TASK OBJECTIVE: Review the listing and copy each line that holds the word "center".

MATERIAL FOR THE TASK:

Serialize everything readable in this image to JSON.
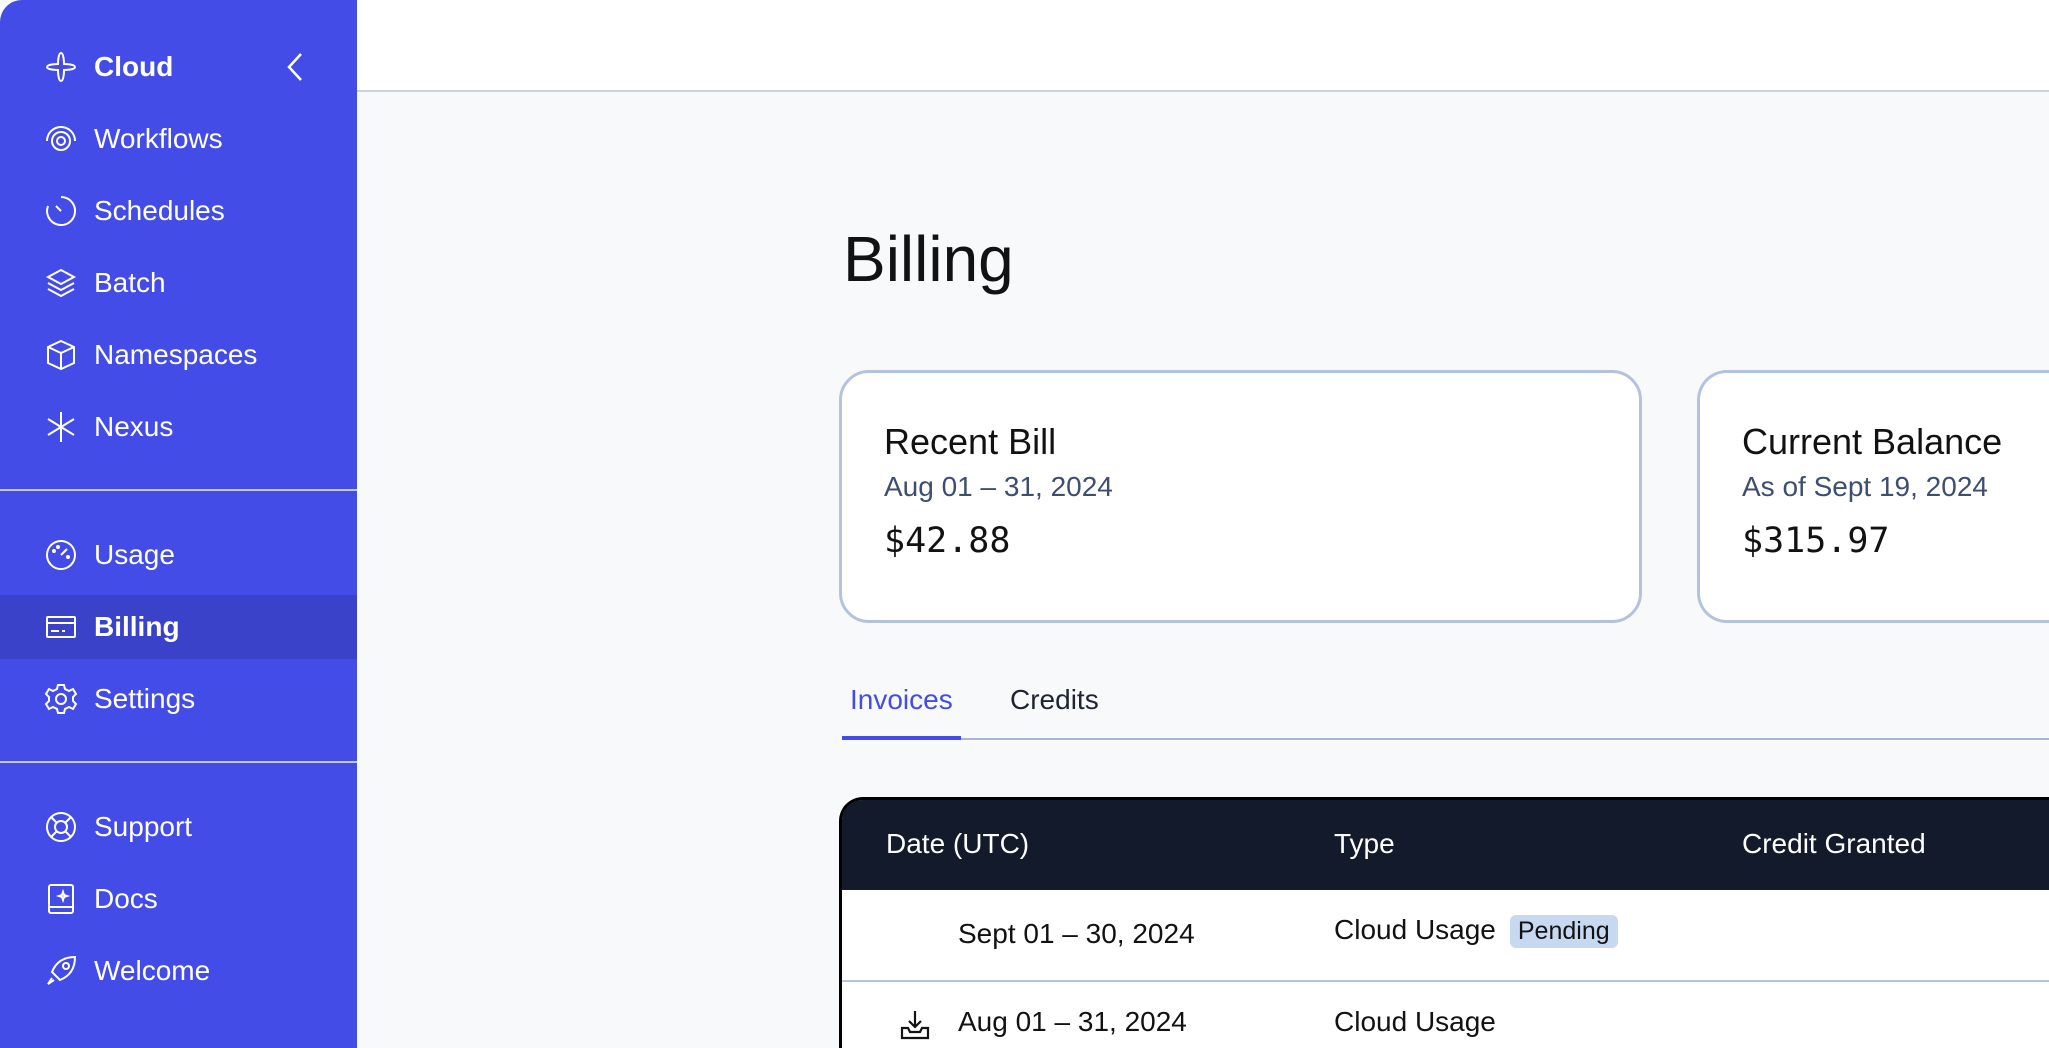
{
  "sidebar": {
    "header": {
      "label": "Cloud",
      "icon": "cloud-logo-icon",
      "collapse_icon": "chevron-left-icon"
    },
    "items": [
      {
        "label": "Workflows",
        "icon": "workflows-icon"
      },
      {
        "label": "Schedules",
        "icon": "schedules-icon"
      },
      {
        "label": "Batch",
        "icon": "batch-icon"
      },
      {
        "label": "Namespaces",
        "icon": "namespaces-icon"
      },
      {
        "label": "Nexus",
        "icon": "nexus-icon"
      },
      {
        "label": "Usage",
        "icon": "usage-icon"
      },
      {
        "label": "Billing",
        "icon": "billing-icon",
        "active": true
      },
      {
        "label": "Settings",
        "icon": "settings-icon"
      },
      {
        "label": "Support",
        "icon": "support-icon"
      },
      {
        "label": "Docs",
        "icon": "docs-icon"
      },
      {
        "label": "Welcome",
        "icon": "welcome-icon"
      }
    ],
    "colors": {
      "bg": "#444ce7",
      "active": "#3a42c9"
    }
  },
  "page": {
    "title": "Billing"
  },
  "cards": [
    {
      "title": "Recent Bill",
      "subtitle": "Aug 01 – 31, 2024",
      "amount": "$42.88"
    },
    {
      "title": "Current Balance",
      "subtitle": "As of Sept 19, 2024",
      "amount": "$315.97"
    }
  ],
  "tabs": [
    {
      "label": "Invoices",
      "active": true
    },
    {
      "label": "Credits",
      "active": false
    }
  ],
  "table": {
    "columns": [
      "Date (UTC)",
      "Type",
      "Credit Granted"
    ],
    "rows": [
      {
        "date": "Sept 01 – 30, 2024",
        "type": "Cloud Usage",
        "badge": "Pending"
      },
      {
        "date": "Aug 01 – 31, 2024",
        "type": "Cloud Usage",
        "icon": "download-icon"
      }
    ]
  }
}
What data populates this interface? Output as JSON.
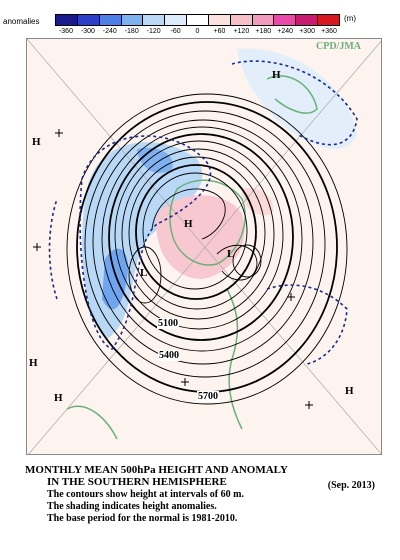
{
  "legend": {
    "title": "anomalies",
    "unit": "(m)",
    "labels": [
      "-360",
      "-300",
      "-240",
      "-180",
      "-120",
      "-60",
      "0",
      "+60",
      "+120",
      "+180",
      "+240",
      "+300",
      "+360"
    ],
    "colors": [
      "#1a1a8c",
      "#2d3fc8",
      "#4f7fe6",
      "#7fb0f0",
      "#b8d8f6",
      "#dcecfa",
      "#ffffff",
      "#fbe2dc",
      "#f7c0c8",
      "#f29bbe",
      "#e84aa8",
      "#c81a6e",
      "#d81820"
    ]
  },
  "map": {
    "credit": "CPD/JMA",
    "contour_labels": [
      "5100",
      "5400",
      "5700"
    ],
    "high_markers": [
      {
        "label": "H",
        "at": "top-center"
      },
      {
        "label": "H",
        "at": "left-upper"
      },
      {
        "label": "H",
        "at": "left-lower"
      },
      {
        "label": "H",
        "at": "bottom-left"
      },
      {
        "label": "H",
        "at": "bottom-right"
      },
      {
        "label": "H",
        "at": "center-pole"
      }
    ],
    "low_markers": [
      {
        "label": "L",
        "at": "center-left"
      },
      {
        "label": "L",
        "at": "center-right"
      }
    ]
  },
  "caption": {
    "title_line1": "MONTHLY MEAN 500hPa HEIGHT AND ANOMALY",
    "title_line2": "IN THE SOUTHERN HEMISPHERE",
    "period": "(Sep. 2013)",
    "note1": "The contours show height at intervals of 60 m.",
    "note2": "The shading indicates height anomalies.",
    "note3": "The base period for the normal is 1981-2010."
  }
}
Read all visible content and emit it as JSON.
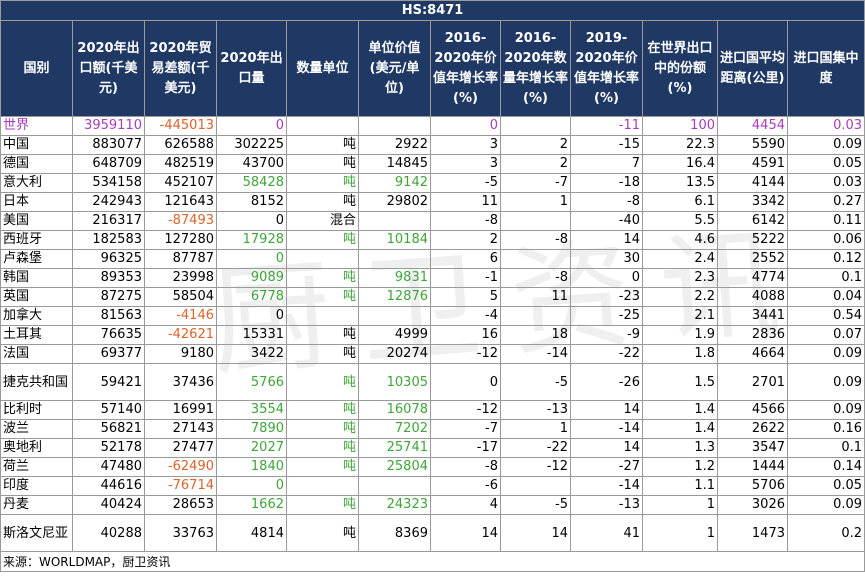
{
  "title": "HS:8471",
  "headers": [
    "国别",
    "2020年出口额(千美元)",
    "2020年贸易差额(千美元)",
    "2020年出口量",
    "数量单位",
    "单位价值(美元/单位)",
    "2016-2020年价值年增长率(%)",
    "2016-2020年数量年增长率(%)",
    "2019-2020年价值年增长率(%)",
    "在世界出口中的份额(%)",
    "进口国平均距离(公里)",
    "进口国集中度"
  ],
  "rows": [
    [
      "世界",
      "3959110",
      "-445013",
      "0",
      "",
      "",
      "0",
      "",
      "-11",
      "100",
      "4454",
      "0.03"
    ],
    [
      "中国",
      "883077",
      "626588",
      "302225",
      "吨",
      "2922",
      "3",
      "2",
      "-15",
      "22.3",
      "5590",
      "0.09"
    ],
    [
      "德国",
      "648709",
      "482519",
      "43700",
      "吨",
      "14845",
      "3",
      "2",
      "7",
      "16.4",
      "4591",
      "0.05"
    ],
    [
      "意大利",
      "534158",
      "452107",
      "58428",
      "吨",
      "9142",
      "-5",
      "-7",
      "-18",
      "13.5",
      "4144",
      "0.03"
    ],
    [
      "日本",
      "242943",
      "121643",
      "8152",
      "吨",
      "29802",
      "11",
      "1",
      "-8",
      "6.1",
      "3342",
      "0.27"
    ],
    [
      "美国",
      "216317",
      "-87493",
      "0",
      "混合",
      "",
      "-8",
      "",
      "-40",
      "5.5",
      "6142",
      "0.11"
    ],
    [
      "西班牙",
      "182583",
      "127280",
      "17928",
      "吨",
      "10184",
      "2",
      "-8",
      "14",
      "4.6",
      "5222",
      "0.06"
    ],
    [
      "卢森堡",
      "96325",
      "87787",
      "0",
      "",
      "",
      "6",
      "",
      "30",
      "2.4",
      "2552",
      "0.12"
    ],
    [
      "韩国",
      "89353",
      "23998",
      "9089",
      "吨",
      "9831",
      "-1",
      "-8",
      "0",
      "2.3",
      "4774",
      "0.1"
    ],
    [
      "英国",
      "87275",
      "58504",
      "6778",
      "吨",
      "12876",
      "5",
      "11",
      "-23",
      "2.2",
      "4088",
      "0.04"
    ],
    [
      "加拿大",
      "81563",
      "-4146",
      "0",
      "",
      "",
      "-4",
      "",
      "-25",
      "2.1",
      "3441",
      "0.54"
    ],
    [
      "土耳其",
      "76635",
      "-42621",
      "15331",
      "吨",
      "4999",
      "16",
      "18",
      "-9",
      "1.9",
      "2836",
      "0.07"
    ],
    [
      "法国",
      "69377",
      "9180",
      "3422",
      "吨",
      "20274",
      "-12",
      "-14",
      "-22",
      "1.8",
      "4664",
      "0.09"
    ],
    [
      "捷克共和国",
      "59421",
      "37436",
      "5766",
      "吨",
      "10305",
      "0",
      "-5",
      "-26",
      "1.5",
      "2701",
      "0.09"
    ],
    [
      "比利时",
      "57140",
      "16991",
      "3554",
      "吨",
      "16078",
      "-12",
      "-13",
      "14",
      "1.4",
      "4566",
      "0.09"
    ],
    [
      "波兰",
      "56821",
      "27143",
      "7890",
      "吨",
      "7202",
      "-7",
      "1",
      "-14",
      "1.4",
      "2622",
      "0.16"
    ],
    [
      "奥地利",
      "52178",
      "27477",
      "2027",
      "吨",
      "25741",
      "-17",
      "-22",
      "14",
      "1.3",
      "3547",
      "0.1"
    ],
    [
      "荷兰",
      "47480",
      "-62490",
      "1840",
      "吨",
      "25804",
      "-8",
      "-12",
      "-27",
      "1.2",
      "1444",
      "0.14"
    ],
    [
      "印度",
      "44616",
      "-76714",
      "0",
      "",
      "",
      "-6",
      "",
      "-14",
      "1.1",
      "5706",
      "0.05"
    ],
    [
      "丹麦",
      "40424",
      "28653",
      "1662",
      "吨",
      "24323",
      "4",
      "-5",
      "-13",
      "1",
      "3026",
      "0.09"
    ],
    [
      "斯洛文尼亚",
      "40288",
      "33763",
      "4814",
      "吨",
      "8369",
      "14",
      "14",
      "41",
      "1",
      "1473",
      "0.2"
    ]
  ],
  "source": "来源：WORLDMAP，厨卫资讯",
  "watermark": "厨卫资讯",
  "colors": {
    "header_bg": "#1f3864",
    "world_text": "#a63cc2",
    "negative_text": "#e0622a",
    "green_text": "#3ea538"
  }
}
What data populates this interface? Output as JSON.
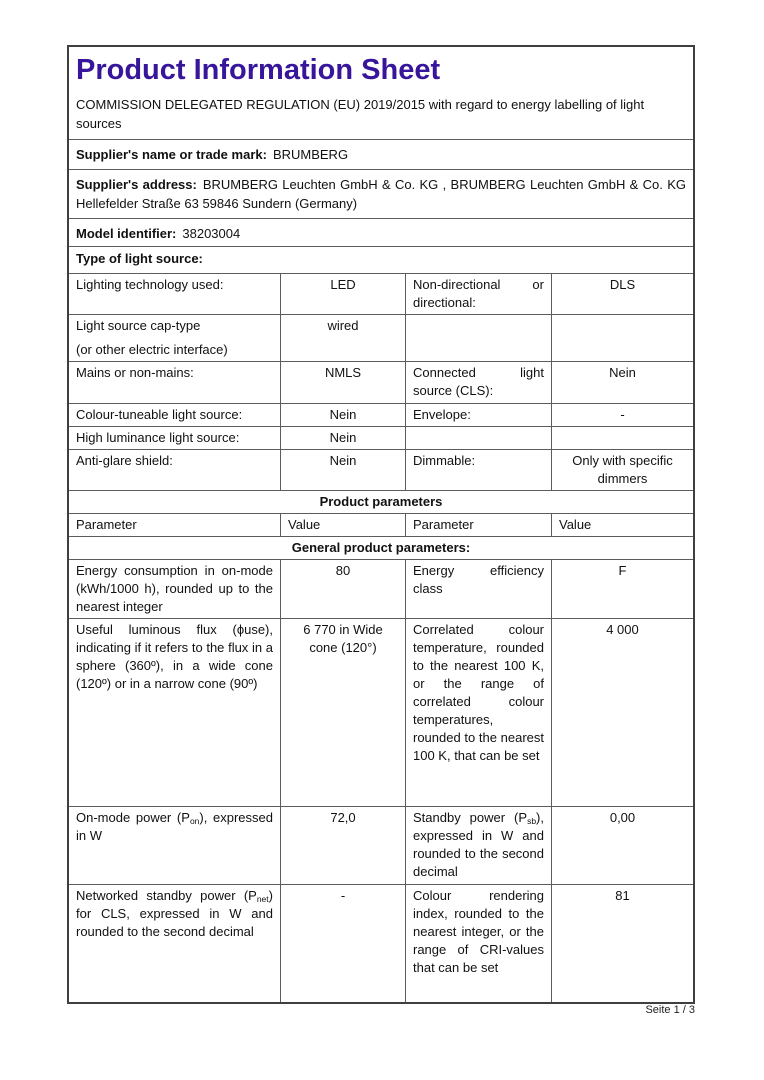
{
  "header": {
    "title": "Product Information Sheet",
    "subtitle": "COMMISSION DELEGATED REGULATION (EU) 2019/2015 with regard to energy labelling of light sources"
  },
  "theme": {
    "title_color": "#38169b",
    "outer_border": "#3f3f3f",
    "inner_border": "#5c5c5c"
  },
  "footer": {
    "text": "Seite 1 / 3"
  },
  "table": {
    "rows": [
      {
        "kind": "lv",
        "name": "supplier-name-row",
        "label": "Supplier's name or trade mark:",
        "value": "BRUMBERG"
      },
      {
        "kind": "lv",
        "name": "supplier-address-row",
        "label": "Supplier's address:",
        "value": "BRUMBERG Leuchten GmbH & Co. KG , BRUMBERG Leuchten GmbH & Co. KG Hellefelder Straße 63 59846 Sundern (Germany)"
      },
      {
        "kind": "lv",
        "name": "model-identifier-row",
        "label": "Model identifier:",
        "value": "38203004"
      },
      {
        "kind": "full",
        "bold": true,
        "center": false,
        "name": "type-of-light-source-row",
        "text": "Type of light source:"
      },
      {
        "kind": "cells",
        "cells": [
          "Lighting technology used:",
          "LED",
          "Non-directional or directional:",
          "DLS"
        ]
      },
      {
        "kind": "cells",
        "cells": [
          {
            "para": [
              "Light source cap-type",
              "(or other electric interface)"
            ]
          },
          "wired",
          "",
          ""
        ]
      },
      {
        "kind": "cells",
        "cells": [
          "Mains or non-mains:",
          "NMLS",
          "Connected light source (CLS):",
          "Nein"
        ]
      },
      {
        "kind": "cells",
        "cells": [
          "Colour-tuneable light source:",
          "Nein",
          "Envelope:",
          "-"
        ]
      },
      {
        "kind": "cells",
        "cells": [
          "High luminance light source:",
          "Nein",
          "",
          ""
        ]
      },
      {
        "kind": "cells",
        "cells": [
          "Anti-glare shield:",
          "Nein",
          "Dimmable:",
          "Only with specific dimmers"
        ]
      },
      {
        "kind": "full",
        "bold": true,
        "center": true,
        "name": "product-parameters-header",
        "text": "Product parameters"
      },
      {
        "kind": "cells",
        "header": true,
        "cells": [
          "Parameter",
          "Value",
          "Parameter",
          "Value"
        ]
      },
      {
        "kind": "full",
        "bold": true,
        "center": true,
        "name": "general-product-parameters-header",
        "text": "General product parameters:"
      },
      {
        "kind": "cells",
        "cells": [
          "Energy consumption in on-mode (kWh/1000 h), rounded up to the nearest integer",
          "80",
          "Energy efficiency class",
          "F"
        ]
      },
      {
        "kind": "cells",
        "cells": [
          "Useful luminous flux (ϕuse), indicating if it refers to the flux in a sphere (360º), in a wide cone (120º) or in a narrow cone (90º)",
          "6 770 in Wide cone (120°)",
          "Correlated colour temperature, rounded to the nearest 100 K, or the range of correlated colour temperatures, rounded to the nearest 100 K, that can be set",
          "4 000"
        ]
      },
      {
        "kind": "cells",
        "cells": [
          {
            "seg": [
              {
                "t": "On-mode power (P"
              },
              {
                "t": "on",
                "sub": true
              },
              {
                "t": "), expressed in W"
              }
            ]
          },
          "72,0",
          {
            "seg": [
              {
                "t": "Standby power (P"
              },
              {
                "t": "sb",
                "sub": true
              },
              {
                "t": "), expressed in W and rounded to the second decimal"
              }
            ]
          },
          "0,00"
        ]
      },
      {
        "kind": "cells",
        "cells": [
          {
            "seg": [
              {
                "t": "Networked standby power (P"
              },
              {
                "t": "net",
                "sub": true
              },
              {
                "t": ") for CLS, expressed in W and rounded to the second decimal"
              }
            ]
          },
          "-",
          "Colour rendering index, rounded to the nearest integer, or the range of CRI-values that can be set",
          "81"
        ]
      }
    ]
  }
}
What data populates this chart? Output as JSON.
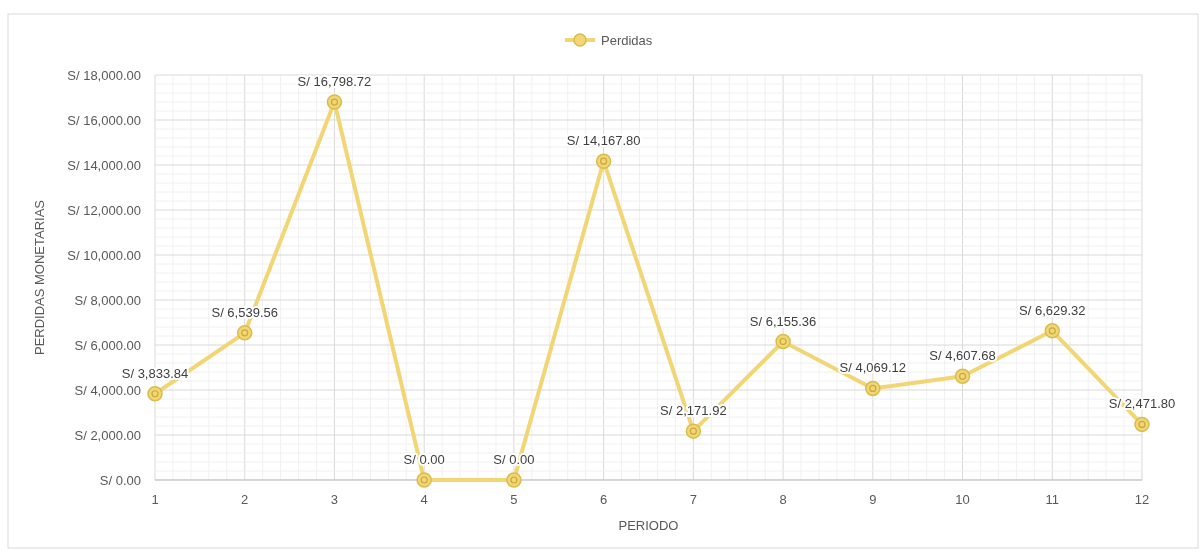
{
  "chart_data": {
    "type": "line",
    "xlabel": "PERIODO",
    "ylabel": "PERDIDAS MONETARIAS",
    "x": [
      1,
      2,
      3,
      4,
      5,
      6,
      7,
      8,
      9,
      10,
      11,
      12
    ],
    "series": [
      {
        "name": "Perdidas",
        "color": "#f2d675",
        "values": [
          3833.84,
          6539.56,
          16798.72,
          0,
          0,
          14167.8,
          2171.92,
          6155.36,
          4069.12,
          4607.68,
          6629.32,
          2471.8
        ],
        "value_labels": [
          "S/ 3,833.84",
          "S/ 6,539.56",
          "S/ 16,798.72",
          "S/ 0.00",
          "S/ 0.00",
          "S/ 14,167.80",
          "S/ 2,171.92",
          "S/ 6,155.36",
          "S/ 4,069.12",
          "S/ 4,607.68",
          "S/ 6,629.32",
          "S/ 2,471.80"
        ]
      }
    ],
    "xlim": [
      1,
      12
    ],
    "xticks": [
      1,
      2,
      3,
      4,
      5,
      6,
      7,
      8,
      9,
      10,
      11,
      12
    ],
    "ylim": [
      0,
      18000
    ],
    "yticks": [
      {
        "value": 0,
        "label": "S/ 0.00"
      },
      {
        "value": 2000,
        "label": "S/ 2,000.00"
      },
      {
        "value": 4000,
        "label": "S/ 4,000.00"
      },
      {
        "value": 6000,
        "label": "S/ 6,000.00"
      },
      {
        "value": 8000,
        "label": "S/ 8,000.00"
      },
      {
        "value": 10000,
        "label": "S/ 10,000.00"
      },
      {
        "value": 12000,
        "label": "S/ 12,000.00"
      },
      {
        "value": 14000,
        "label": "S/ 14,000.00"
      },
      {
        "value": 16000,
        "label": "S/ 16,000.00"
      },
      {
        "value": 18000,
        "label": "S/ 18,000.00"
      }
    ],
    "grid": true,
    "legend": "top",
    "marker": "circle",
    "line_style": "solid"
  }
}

FINAL RESULT:
        "at": "top-center"
        "at": "center-pole"
        "at": "center-left"
        "at": "center-right"
        "center": false,
        "center": true,
        "center": true,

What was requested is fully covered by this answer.